===== Provided entries =====

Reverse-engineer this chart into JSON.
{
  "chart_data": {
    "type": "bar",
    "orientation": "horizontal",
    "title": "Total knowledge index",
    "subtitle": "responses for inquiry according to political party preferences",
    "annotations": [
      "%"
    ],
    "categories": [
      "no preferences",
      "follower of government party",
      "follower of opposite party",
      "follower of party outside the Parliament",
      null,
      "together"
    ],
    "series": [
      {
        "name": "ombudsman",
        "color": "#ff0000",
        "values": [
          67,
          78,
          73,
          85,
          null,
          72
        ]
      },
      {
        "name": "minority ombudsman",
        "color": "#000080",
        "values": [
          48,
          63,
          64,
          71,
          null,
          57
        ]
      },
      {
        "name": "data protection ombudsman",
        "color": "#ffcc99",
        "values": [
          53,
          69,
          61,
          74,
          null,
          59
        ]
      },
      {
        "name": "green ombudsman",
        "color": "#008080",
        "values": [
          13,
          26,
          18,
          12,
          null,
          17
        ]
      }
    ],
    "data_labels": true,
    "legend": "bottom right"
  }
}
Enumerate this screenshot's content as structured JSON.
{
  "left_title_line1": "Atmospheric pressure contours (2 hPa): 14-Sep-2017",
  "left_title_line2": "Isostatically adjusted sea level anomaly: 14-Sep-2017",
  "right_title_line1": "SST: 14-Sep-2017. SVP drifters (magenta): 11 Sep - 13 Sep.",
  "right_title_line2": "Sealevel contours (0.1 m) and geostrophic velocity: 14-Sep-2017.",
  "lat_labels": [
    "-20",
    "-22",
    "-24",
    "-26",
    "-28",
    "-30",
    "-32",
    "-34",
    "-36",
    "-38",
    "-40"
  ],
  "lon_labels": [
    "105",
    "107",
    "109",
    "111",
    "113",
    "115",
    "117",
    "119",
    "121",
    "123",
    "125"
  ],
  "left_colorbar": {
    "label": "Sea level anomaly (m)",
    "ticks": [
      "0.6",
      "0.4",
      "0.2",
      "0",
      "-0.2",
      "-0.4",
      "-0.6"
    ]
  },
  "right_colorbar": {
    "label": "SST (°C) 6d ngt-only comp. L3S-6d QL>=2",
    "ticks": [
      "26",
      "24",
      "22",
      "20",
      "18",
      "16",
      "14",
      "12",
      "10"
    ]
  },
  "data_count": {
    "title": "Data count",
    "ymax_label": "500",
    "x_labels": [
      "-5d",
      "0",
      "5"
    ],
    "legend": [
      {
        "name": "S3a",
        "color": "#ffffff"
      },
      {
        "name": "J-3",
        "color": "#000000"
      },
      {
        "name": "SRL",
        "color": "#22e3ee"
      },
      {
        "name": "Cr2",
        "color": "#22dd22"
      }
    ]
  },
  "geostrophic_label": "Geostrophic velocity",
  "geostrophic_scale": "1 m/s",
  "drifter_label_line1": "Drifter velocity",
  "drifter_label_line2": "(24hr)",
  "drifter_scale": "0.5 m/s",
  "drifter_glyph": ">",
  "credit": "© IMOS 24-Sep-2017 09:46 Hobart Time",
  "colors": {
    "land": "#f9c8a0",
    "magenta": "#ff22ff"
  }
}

=====

Answer with one number: how many lines in the listing hold "preferences".

**Correct output**
2